• [Requirement]
Some lines of these records may hold the word "Points"; state how many, using only the number.

• [Entries supplied]

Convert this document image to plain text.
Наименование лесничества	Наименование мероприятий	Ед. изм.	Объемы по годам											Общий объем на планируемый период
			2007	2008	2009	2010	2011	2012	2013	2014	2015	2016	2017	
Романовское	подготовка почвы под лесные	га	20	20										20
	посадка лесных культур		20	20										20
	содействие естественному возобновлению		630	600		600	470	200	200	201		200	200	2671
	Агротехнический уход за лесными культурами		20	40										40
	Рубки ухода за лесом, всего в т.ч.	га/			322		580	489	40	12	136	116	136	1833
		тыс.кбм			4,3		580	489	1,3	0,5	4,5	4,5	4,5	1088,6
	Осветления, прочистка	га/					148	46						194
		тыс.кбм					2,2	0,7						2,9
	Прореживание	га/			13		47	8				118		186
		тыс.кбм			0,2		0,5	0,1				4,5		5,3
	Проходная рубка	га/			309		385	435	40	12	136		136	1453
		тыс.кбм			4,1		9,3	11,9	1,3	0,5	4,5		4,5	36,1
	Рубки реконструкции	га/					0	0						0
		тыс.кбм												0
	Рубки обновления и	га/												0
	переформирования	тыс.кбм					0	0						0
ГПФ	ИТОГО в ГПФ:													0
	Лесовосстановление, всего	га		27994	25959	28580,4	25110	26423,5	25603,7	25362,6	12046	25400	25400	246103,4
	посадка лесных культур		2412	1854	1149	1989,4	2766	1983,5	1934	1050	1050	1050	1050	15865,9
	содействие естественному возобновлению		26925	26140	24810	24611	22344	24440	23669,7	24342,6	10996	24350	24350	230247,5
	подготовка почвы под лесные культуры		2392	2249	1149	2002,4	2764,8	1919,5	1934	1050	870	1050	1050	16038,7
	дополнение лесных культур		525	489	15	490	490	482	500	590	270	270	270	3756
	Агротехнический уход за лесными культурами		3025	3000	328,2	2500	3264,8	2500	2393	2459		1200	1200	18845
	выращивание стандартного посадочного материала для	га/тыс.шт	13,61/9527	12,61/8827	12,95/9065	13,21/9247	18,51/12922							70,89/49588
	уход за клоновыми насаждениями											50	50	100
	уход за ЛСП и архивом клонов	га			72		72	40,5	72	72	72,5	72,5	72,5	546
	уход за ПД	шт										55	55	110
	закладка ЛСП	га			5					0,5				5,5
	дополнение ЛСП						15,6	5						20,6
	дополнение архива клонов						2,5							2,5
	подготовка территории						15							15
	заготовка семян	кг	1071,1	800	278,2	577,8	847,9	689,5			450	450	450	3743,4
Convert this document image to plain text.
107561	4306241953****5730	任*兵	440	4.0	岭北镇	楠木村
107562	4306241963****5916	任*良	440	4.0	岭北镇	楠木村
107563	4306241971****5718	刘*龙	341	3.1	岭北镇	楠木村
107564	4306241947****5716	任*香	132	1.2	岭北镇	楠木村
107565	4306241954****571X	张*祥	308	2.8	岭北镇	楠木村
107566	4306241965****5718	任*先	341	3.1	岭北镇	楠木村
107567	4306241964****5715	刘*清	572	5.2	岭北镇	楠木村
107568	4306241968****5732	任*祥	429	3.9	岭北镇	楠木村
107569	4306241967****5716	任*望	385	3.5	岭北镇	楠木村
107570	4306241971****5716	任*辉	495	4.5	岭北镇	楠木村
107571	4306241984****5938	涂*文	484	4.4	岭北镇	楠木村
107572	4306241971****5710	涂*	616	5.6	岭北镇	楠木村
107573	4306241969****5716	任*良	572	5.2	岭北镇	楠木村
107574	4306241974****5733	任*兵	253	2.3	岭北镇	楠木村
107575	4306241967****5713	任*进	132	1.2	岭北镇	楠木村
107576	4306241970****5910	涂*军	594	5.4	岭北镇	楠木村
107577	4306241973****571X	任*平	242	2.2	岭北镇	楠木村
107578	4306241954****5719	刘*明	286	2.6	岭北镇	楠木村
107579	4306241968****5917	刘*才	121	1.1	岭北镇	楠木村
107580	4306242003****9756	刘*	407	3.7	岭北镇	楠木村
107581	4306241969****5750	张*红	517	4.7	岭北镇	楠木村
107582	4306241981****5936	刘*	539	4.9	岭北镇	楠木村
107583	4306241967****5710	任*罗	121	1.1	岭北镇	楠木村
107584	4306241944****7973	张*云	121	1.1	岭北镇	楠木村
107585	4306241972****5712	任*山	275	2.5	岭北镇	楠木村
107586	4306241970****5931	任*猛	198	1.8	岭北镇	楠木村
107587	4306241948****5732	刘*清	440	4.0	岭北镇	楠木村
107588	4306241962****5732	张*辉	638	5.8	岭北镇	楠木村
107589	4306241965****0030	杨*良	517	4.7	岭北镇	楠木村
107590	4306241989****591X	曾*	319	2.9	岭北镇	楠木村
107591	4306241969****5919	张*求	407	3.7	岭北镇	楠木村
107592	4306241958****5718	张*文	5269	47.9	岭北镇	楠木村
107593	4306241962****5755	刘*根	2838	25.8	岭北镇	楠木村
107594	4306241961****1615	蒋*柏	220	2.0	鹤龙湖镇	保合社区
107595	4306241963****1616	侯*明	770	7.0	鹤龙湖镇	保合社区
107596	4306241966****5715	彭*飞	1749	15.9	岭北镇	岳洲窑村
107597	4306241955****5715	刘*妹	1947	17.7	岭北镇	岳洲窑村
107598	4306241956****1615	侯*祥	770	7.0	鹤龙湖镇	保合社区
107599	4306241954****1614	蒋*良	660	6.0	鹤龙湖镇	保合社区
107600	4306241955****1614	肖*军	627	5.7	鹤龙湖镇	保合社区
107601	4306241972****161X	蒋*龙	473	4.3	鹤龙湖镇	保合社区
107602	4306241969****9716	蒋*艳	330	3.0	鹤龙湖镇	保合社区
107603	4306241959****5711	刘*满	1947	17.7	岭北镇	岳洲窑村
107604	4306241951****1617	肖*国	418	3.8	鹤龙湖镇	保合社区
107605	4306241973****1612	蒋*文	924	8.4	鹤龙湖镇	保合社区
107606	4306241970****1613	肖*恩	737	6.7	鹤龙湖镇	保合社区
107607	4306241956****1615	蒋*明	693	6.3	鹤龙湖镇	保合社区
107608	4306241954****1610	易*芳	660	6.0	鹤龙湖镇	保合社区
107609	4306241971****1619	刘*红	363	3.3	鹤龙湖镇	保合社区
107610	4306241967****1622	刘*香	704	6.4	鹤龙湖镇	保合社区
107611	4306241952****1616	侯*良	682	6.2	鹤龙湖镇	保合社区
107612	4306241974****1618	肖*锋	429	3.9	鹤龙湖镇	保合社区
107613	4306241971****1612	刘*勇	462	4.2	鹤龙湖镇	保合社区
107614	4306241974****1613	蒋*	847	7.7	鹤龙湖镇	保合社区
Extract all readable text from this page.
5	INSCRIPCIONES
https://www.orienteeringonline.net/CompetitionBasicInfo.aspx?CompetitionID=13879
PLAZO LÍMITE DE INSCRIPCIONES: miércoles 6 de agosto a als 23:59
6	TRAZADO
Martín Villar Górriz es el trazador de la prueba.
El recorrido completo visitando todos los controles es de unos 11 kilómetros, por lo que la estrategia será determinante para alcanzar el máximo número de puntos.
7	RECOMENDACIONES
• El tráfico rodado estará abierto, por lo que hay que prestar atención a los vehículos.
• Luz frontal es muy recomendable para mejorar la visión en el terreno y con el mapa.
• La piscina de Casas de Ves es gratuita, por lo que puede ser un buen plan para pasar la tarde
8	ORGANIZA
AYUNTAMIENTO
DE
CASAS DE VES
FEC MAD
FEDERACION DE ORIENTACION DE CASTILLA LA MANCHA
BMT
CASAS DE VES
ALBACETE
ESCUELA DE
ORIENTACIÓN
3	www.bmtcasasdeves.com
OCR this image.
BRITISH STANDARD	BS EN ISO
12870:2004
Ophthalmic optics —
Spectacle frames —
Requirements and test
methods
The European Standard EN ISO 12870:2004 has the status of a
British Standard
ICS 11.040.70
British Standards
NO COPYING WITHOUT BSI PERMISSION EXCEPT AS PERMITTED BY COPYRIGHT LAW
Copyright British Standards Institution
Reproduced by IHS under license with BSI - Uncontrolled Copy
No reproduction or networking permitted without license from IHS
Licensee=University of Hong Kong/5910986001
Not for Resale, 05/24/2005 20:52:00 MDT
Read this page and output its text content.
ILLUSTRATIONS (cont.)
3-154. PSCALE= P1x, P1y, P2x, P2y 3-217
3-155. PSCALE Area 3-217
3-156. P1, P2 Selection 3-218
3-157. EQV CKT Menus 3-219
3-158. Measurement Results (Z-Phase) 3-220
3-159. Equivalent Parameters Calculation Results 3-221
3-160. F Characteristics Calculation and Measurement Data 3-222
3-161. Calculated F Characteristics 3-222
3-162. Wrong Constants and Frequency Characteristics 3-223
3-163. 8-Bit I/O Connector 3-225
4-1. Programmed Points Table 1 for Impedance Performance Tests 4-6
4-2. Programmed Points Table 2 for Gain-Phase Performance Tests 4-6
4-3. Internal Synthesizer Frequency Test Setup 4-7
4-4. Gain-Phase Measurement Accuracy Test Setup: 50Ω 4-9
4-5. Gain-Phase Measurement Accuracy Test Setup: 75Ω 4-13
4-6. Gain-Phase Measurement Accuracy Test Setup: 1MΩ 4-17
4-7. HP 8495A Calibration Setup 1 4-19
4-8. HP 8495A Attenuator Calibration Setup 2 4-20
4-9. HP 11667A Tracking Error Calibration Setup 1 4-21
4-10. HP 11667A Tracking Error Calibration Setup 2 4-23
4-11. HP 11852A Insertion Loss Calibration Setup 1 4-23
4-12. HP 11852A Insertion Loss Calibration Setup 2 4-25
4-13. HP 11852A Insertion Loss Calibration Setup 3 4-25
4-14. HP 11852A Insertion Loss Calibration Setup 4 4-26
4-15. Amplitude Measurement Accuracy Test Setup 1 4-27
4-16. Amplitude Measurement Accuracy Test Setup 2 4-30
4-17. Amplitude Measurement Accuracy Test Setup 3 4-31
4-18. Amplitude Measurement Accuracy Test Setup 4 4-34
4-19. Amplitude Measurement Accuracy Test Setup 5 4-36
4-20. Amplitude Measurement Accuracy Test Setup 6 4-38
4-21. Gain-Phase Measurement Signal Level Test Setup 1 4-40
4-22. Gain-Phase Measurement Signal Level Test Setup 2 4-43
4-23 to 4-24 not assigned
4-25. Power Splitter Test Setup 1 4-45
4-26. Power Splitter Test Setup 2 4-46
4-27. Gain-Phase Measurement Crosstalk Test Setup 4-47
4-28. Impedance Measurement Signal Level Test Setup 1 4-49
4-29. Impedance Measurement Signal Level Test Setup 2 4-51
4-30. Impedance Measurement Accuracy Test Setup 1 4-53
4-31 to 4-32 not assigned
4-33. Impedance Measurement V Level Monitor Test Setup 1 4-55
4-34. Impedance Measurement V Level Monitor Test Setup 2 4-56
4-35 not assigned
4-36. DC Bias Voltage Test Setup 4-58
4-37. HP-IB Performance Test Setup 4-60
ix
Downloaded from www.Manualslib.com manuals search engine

• [Final result]
2